▶ Exercise prompt
Count how many lines hold the string "change". Answer with that number and nothing more.

** START Records for the task **

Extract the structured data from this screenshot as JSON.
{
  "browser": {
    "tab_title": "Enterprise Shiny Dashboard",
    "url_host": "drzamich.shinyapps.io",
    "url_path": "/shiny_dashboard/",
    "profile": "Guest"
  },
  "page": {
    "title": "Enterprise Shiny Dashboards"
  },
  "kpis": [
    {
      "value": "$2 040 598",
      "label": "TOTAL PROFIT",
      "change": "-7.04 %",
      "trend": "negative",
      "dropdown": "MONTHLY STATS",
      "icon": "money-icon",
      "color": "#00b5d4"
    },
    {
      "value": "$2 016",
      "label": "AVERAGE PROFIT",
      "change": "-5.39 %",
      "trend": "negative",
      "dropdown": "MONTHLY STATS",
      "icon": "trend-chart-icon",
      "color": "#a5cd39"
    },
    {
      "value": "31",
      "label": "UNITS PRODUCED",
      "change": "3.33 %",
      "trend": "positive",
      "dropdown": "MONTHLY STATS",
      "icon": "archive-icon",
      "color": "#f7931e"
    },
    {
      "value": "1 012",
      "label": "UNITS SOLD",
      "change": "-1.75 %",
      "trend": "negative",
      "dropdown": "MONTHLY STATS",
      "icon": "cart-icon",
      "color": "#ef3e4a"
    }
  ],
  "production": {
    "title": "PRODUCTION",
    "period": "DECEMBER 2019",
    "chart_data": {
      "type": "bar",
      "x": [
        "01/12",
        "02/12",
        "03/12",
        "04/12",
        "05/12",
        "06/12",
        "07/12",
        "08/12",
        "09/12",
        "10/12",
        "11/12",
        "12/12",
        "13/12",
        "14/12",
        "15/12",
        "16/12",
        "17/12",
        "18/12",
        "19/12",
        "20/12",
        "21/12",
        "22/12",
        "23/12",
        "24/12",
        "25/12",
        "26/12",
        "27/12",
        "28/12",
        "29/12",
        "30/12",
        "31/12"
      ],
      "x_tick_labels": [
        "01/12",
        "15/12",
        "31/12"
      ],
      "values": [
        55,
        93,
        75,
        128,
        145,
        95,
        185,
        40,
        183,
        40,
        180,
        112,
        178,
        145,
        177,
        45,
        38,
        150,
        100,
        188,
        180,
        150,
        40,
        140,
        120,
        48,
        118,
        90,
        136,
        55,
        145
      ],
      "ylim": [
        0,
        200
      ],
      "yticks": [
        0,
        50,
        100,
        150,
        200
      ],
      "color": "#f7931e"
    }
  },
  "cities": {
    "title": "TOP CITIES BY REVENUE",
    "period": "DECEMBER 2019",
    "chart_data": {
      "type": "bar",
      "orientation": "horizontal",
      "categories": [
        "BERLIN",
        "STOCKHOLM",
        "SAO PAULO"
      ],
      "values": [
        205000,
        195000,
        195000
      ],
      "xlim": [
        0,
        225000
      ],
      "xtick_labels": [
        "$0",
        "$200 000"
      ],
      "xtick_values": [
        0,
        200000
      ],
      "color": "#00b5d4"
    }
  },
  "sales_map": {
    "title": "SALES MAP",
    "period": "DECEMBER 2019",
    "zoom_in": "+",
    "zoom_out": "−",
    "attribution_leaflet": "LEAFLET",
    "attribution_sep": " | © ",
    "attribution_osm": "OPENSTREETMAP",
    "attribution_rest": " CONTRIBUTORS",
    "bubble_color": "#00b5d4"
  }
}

** END Records for the task **

▶ Complete response
4